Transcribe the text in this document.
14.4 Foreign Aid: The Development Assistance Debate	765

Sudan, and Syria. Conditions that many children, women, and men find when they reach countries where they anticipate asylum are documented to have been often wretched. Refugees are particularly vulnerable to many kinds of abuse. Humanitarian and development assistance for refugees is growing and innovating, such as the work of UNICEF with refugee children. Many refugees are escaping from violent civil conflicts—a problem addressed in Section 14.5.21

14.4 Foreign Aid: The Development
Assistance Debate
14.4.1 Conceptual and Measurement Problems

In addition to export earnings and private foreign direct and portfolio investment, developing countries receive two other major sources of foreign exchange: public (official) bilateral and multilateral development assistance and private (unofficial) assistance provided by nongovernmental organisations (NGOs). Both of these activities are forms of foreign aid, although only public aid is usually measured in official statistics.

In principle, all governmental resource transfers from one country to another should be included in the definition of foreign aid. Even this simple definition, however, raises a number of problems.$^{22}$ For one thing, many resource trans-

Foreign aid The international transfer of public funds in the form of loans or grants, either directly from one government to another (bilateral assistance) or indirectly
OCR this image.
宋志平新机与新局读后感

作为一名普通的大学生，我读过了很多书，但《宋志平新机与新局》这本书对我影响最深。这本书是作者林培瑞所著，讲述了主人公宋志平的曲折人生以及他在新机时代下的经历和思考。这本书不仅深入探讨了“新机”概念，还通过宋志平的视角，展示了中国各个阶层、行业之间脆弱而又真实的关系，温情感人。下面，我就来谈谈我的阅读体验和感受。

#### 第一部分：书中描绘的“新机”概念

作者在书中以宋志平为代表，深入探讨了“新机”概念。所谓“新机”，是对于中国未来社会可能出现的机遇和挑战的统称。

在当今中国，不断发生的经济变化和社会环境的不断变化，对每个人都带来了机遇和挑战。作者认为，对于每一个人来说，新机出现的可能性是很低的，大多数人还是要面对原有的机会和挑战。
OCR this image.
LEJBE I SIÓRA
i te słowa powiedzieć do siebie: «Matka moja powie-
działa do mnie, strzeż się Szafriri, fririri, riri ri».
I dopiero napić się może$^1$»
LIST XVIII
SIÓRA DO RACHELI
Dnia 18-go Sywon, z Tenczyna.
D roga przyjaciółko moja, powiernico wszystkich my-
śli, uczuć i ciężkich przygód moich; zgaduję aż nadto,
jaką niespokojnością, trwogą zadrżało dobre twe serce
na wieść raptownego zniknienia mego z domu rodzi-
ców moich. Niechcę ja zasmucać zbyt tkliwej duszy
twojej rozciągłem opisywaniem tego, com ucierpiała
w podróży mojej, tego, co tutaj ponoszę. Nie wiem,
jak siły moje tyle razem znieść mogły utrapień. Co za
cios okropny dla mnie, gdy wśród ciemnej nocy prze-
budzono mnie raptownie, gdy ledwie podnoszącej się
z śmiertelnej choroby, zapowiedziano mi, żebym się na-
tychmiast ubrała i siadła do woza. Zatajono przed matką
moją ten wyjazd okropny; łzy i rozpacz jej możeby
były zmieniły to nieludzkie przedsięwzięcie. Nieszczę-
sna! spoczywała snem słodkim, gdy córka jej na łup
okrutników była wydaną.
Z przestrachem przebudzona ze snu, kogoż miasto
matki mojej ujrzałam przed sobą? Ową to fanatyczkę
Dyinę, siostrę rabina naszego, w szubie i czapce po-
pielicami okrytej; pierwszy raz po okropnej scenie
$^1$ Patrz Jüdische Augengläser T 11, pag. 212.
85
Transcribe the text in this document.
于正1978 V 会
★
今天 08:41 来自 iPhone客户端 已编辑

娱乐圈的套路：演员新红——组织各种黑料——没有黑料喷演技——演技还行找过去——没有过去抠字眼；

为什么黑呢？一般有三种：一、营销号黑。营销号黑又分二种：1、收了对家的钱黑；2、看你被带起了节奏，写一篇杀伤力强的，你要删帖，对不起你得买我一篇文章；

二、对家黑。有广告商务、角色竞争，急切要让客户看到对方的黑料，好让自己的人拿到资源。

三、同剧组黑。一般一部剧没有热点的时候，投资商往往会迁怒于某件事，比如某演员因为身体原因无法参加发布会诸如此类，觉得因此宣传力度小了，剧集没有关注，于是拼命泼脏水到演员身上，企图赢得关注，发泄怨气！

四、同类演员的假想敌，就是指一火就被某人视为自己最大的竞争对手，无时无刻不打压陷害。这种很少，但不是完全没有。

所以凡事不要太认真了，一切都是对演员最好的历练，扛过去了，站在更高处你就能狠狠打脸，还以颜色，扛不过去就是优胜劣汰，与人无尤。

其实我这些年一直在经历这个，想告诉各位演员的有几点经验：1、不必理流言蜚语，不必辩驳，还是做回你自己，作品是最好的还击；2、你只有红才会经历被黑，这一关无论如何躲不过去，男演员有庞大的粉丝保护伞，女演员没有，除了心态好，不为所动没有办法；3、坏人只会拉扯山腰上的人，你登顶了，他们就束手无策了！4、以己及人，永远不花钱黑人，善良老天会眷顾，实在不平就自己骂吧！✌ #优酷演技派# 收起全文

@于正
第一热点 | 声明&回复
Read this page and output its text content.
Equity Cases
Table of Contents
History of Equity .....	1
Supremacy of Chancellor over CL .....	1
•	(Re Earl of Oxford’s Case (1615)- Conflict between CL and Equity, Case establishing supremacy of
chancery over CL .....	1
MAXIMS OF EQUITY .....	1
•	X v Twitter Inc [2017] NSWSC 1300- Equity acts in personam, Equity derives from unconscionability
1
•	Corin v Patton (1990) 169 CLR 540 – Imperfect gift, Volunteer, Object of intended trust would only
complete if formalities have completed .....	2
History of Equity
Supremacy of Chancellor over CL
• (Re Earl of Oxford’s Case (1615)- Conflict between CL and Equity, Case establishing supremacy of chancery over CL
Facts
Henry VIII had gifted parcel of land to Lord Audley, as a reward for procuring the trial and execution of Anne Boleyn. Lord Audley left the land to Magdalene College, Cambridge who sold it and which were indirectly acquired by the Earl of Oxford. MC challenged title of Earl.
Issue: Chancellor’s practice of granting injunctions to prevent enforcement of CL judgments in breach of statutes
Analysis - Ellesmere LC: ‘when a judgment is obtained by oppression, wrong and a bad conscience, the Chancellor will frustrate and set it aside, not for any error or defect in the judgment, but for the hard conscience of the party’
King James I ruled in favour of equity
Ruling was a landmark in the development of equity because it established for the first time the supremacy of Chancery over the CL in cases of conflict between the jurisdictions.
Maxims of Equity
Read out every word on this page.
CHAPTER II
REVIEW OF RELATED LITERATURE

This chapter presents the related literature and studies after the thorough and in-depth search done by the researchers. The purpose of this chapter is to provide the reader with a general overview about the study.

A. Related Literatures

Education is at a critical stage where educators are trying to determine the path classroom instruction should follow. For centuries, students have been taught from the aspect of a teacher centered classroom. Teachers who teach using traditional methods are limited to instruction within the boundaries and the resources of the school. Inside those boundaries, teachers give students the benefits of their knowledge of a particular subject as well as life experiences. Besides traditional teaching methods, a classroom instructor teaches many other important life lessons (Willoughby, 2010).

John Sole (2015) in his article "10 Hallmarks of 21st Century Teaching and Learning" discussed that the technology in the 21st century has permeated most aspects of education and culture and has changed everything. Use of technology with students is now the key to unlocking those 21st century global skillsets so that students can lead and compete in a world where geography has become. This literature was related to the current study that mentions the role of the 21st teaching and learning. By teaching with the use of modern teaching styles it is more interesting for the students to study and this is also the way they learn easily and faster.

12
============================================================
Your task: Please reproduce all of the entries exactly as they stand.

Expected answer:
Transcribe the text in this document.
14.4 Foreign Aid: The Development Assistance Debate	765

Sudan, and Syria. Conditions that many children, women, and men find when they reach countries where they anticipate asylum are documented to have been often wretched. Refugees are particularly vulnerable to many kinds of abuse. Humanitarian and development assistance for refugees is growing and innovating, such as the work of UNICEF with refugee children. Many refugees are escaping from violent civil conflicts—a problem addressed in Section 14.5.21

14.4 Foreign Aid: The Development
Assistance Debate
14.4.1 Conceptual and Measurement Problems

In addition to export earnings and private foreign direct and portfolio investment, developing countries receive two other major sources of foreign exchange: public (official) bilateral and multilateral development assistance and private (unofficial) assistance provided by nongovernmental organisations (NGOs). Both of these activities are forms of foreign aid, although only public aid is usually measured in official statistics.

In principle, all governmental resource transfers from one country to another should be included in the definition of foreign aid. Even this simple definition, however, raises a number of problems.$^{22}$ For one thing, many resource trans-

Foreign aid The international transfer of public funds in the form of loans or grants, either directly from one government to another (bilateral assistance) or indirectly
OCR this image.
宋志平新机与新局读后感

作为一名普通的大学生，我读过了很多书，但《宋志平新机与新局》这本书对我影响最深。这本书是作者林培瑞所著，讲述了主人公宋志平的曲折人生以及他在新机时代下的经历和思考。这本书不仅深入探讨了“新机”概念，还通过宋志平的视角，展示了中国各个阶层、行业之间脆弱而又真实的关系，温情感人。下面，我就来谈谈我的阅读体验和感受。

#### 第一部分：书中描绘的“新机”概念

作者在书中以宋志平为代表，深入探讨了“新机”概念。所谓“新机”，是对于中国未来社会可能出现的机遇和挑战的统称。

在当今中国，不断发生的经济变化和社会环境的不断变化，对每个人都带来了机遇和挑战。作者认为，对于每一个人来说，新机出现的可能性是很低的，大多数人还是要面对原有的机会和挑战。
OCR this image.
LEJBE I SIÓRA
i te słowa powiedzieć do siebie: «Matka moja powie-
działa do mnie, strzeż się Szafriri, fririri, riri ri».
I dopiero napić się może$^1$»
LIST XVIII
SIÓRA DO RACHELI
Dnia 18-go Sywon, z Tenczyna.
D roga przyjaciółko moja, powiernico wszystkich my-
śli, uczuć i ciężkich przygód moich; zgaduję aż nadto,
jaką niespokojnością, trwogą zadrżało dobre twe serce
na wieść raptownego zniknienia mego z domu rodzi-
ców moich. Niechcę ja zasmucać zbyt tkliwej duszy
twojej rozciągłem opisywaniem tego, com ucierpiała
w podróży mojej, tego, co tutaj ponoszę. Nie wiem,
jak siły moje tyle razem znieść mogły utrapień. Co za
cios okropny dla mnie, gdy wśród ciemnej nocy prze-
budzono mnie raptownie, gdy ledwie podnoszącej się
z śmiertelnej choroby, zapowiedziano mi, żebym się na-
tychmiast ubrała i siadła do woza. Zatajono przed matką
moją ten wyjazd okropny; łzy i rozpacz jej możeby
były zmieniły to nieludzkie przedsięwzięcie. Nieszczę-
sna! spoczywała snem słodkim, gdy córka jej na łup
okrutników była wydaną.
Z przestrachem przebudzona ze snu, kogoż miasto
matki mojej ujrzałam przed sobą? Ową to fanatyczkę
Dyinę, siostrę rabina naszego, w szubie i czapce po-
pielicami okrytej; pierwszy raz po okropnej scenie
$^1$ Patrz Jüdische Augengläser T 11, pag. 212.
85
Transcribe the text in this document.
于正1978 V 会
★
今天 08:41 来自 iPhone客户端 已编辑

娱乐圈的套路：演员新红——组织各种黑料——没有黑料喷演技——演技还行找过去——没有过去抠字眼；

为什么黑呢？一般有三种：一、营销号黑。营销号黑又分二种：1、收了对家的钱黑；2、看你被带起了节奏，写一篇杀伤力强的，你要删帖，对不起你得买我一篇文章；

二、对家黑。有广告商务、角色竞争，急切要让客户看到对方的黑料，好让自己的人拿到资源。

三、同剧组黑。一般一部剧没有热点的时候，投资商往往会迁怒于某件事，比如某演员因为身体原因无法参加发布会诸如此类，觉得因此宣传力度小了，剧集没有关注，于是拼命泼脏水到演员身上，企图赢得关注，发泄怨气！

四、同类演员的假想敌，就是指一火就被某人视为自己最大的竞争对手，无时无刻不打压陷害。这种很少，但不是完全没有。

所以凡事不要太认真了，一切都是对演员最好的历练，扛过去了，站在更高处你就能狠狠打脸，还以颜色，扛不过去就是优胜劣汰，与人无尤。

其实我这些年一直在经历这个，想告诉各位演员的有几点经验：1、不必理流言蜚语，不必辩驳，还是做回你自己，作品是最好的还击；2、你只有红才会经历被黑，这一关无论如何躲不过去，男演员有庞大的粉丝保护伞，女演员没有，除了心态好，不为所动没有办法；3、坏人只会拉扯山腰上的人，你登顶了，他们就束手无策了！4、以己及人，永远不花钱黑人，善良老天会眷顾，实在不平就自己骂吧！✌ #优酷演技派# 收起全文

@于正
第一热点 | 声明&回复
Read this page and output its text content.
Equity Cases
Table of Contents
History of Equity .....	1
Supremacy of Chancellor over CL .....	1
•	(Re Earl of Oxford’s Case (1615)- Conflict between CL and Equity, Case establishing supremacy of
chancery over CL .....	1
MAXIMS OF EQUITY .....	1
•	X v Twitter Inc [2017] NSWSC 1300- Equity acts in personam, Equity derives from unconscionability
1
•	Corin v Patton (1990) 169 CLR 540 – Imperfect gift, Volunteer, Object of intended trust would only
complete if formalities have completed .....	2
History of Equity
Supremacy of Chancellor over CL
• (Re Earl of Oxford’s Case (1615)- Conflict between CL and Equity, Case establishing supremacy of chancery over CL
Facts
Henry VIII had gifted parcel of land to Lord Audley, as a reward for procuring the trial and execution of Anne Boleyn. Lord Audley left the land to Magdalene College, Cambridge who sold it and which were indirectly acquired by the Earl of Oxford. MC challenged title of Earl.
Issue: Chancellor’s practice of granting injunctions to prevent enforcement of CL judgments in breach of statutes
Analysis - Ellesmere LC: ‘when a judgment is obtained by oppression, wrong and a bad conscience, the Chancellor will frustrate and set it aside, not for any error or defect in the judgment, but for the hard conscience of the party’
King James I ruled in favour of equity
Ruling was a landmark in the development of equity because it established for the first time the supremacy of Chancery over the CL in cases of conflict between the jurisdictions.
Maxims of Equity
Read out every word on this page.
CHAPTER II
REVIEW OF RELATED LITERATURE

This chapter presents the related literature and studies after the thorough and in-depth search done by the researchers. The purpose of this chapter is to provide the reader with a general overview about the study.

A. Related Literatures

Education is at a critical stage where educators are trying to determine the path classroom instruction should follow. For centuries, students have been taught from the aspect of a teacher centered classroom. Teachers who teach using traditional methods are limited to instruction within the boundaries and the resources of the school. Inside those boundaries, teachers give students the benefits of their knowledge of a particular subject as well as life experiences. Besides traditional teaching methods, a classroom instructor teaches many other important life lessons (Willoughby, 2010).

John Sole (2015) in his article "10 Hallmarks of 21st Century Teaching and Learning" discussed that the technology in the 21st century has permeated most aspects of education and culture and has changed everything. Use of technology with students is now the key to unlocking those 21st century global skillsets so that students can lead and compete in a world where geography has become. This literature was related to the current study that mentions the role of the 21st teaching and learning. By teaching with the use of modern teaching styles it is more interesting for the students to study and this is also the way they learn easily and faster.

12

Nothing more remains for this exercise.